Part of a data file
☆ ☆ ☆ ☆ ☆ ☆ ☆

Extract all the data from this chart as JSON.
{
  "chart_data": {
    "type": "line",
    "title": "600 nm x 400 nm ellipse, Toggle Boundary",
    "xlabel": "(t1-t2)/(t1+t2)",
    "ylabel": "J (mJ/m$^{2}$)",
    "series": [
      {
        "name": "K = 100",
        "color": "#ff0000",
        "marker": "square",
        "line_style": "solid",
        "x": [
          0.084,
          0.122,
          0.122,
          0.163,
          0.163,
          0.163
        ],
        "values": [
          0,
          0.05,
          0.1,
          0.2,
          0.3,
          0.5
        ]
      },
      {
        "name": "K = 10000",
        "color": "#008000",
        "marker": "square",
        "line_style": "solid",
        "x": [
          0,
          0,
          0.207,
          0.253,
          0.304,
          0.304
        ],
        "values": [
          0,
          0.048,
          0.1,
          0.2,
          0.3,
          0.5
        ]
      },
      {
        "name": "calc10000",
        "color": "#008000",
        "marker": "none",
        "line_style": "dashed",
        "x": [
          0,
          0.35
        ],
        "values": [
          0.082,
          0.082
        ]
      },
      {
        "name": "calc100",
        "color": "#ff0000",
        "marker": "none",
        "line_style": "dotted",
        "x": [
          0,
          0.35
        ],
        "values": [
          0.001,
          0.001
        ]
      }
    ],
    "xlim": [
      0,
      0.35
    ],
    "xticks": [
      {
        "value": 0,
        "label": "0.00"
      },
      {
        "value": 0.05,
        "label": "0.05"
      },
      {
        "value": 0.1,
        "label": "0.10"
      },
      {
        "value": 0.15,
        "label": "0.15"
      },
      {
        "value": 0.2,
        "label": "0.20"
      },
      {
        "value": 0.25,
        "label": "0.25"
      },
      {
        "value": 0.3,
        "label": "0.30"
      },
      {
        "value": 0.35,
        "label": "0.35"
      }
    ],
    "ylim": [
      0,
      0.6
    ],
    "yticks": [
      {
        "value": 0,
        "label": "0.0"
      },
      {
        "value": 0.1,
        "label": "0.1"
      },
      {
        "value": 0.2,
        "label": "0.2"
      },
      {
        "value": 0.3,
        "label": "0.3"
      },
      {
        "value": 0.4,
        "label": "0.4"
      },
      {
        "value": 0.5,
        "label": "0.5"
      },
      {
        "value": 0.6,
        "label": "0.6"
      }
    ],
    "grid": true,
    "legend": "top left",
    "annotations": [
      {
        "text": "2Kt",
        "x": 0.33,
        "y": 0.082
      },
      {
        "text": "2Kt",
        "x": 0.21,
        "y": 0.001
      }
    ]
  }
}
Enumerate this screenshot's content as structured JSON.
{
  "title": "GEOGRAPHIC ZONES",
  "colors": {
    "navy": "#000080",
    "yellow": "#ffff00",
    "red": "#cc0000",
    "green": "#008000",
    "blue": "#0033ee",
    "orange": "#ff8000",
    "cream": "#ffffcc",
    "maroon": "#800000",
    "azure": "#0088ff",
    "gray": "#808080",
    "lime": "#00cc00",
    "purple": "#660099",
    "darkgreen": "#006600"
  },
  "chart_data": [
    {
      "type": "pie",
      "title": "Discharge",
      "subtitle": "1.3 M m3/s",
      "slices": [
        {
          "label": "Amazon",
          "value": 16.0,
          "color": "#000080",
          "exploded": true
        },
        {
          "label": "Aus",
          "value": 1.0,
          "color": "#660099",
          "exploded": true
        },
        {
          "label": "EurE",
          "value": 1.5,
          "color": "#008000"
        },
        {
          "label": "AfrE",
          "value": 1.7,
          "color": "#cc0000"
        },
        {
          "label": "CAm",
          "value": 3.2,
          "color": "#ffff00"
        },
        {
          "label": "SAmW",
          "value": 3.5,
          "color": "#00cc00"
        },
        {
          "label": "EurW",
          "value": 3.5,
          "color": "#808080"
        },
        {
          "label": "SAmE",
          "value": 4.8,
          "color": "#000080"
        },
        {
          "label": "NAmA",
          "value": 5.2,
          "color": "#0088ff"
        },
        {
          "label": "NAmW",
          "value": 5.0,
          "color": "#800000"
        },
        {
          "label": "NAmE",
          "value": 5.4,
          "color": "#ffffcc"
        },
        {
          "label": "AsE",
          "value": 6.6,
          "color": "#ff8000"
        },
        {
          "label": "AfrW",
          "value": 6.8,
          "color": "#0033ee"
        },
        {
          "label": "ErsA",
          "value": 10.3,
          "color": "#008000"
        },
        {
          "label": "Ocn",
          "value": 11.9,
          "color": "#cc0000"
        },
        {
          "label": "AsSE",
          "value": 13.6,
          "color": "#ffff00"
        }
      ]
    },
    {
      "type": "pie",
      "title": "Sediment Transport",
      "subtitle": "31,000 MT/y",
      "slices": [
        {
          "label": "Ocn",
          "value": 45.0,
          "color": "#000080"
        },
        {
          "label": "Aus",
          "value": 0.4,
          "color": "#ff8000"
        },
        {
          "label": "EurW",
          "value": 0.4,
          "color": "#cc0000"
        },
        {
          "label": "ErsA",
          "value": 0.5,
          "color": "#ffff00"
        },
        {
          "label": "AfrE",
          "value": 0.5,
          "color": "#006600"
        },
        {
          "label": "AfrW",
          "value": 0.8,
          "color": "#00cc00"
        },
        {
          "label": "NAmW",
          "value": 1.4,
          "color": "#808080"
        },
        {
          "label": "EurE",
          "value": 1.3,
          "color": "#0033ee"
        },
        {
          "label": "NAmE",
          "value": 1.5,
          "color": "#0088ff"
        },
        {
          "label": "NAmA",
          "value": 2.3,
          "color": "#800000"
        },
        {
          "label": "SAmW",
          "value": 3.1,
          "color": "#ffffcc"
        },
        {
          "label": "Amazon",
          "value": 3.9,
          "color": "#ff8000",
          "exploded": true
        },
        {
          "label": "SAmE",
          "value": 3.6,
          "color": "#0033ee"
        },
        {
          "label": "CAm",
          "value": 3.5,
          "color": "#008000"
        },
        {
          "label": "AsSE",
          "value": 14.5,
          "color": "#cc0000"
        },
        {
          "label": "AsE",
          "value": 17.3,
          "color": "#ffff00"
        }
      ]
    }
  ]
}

☆ ☆ ☆ ☆ ☆ ☆ ☆

Repeat every entry exactly, please.

Extract all the data from this chart as JSON.
{
  "chart_data": {
    "type": "line",
    "title": "600 nm x 400 nm ellipse, Toggle Boundary",
    "xlabel": "(t1-t2)/(t1+t2)",
    "ylabel": "J (mJ/m$^{2}$)",
    "series": [
      {
        "name": "K = 100",
        "color": "#ff0000",
        "marker": "square",
        "line_style": "solid",
        "x": [
          0.084,
          0.122,
          0.122,
          0.163,
          0.163,
          0.163
        ],
        "values": [
          0,
          0.05,
          0.1,
          0.2,
          0.3,
          0.5
        ]
      },
      {
        "name": "K = 10000",
        "color": "#008000",
        "marker": "square",
        "line_style": "solid",
        "x": [
          0,
          0,
          0.207,
          0.253,
          0.304,
          0.304
        ],
        "values": [
          0,
          0.048,
          0.1,
          0.2,
          0.3,
          0.5
        ]
      },
      {
        "name": "calc10000",
        "color": "#008000",
        "marker": "none",
        "line_style": "dashed",
        "x": [
          0,
          0.35
        ],
        "values": [
          0.082,
          0.082
        ]
      },
      {
        "name": "calc100",
        "color": "#ff0000",
        "marker": "none",
        "line_style": "dotted",
        "x": [
          0,
          0.35
        ],
        "values": [
          0.001,
          0.001
        ]
      }
    ],
    "xlim": [
      0,
      0.35
    ],
    "xticks": [
      {
        "value": 0,
        "label": "0.00"
      },
      {
        "value": 0.05,
        "label": "0.05"
      },
      {
        "value": 0.1,
        "label": "0.10"
      },
      {
        "value": 0.15,
        "label": "0.15"
      },
      {
        "value": 0.2,
        "label": "0.20"
      },
      {
        "value": 0.25,
        "label": "0.25"
      },
      {
        "value": 0.3,
        "label": "0.30"
      },
      {
        "value": 0.35,
        "label": "0.35"
      }
    ],
    "ylim": [
      0,
      0.6
    ],
    "yticks": [
      {
        "value": 0,
        "label": "0.0"
      },
      {
        "value": 0.1,
        "label": "0.1"
      },
      {
        "value": 0.2,
        "label": "0.2"
      },
      {
        "value": 0.3,
        "label": "0.3"
      },
      {
        "value": 0.4,
        "label": "0.4"
      },
      {
        "value": 0.5,
        "label": "0.5"
      },
      {
        "value": 0.6,
        "label": "0.6"
      }
    ],
    "grid": true,
    "legend": "top left",
    "annotations": [
      {
        "text": "2Kt",
        "x": 0.33,
        "y": 0.082
      },
      {
        "text": "2Kt",
        "x": 0.21,
        "y": 0.001
      }
    ]
  }
}
Enumerate this screenshot's content as structured JSON.
{
  "title": "GEOGRAPHIC ZONES",
  "colors": {
    "navy": "#000080",
    "yellow": "#ffff00",
    "red": "#cc0000",
    "green": "#008000",
    "blue": "#0033ee",
    "orange": "#ff8000",
    "cream": "#ffffcc",
    "maroon": "#800000",
    "azure": "#0088ff",
    "gray": "#808080",
    "lime": "#00cc00",
    "purple": "#660099",
    "darkgreen": "#006600"
  },
  "chart_data": [
    {
      "type": "pie",
      "title": "Discharge",
      "subtitle": "1.3 M m3/s",
      "slices": [
        {
          "label": "Amazon",
          "value": 16.0,
          "color": "#000080",
          "exploded": true
        },
        {
          "label": "Aus",
          "value": 1.0,
          "color": "#660099",
          "exploded": true
        },
        {
          "label": "EurE",
          "value": 1.5,
          "color": "#008000"
        },
        {
          "label": "AfrE",
          "value": 1.7,
          "color": "#cc0000"
        },
        {
          "label": "CAm",
          "value": 3.2,
          "color": "#ffff00"
        },
        {
          "label": "SAmW",
          "value": 3.5,
          "color": "#00cc00"
        },
        {
          "label": "EurW",
          "value": 3.5,
          "color": "#808080"
        },
        {
          "label": "SAmE",
          "value": 4.8,
          "color": "#000080"
        },
        {
          "label": "NAmA",
          "value": 5.2,
          "color": "#0088ff"
        },
        {
          "label": "NAmW",
          "value": 5.0,
          "color": "#800000"
        },
        {
          "label": "NAmE",
          "value": 5.4,
          "color": "#ffffcc"
        },
        {
          "label": "AsE",
          "value": 6.6,
          "color": "#ff8000"
        },
        {
          "label": "AfrW",
          "value": 6.8,
          "color": "#0033ee"
        },
        {
          "label": "ErsA",
          "value": 10.3,
          "color": "#008000"
        },
        {
          "label": "Ocn",
          "value": 11.9,
          "color": "#cc0000"
        },
        {
          "label": "AsSE",
          "value": 13.6,
          "color": "#ffff00"
        }
      ]
    },
    {
      "type": "pie",
      "title": "Sediment Transport",
      "subtitle": "31,000 MT/y",
      "slices": [
        {
          "label": "Ocn",
          "value": 45.0,
          "color": "#000080"
        },
        {
          "label": "Aus",
          "value": 0.4,
          "color": "#ff8000"
        },
        {
          "label": "EurW",
          "value": 0.4,
          "color": "#cc0000"
        },
        {
          "label": "ErsA",
          "value": 0.5,
          "color": "#ffff00"
        },
        {
          "label": "AfrE",
          "value": 0.5,
          "color": "#006600"
        },
        {
          "label": "AfrW",
          "value": 0.8,
          "color": "#00cc00"
        },
        {
          "label": "NAmW",
          "value": 1.4,
          "color": "#808080"
        },
        {
          "label": "EurE",
          "value": 1.3,
          "color": "#0033ee"
        },
        {
          "label": "NAmE",
          "value": 1.5,
          "color": "#0088ff"
        },
        {
          "label": "NAmA",
          "value": 2.3,
          "color": "#800000"
        },
        {
          "label": "SAmW",
          "value": 3.1,
          "color": "#ffffcc"
        },
        {
          "label": "Amazon",
          "value": 3.9,
          "color": "#ff8000",
          "exploded": true
        },
        {
          "label": "SAmE",
          "value": 3.6,
          "color": "#0033ee"
        },
        {
          "label": "CAm",
          "value": 3.5,
          "color": "#008000"
        },
        {
          "label": "AsSE",
          "value": 14.5,
          "color": "#cc0000"
        },
        {
          "label": "AsE",
          "value": 17.3,
          "color": "#ffff00"
        }
      ]
    }
  ]
}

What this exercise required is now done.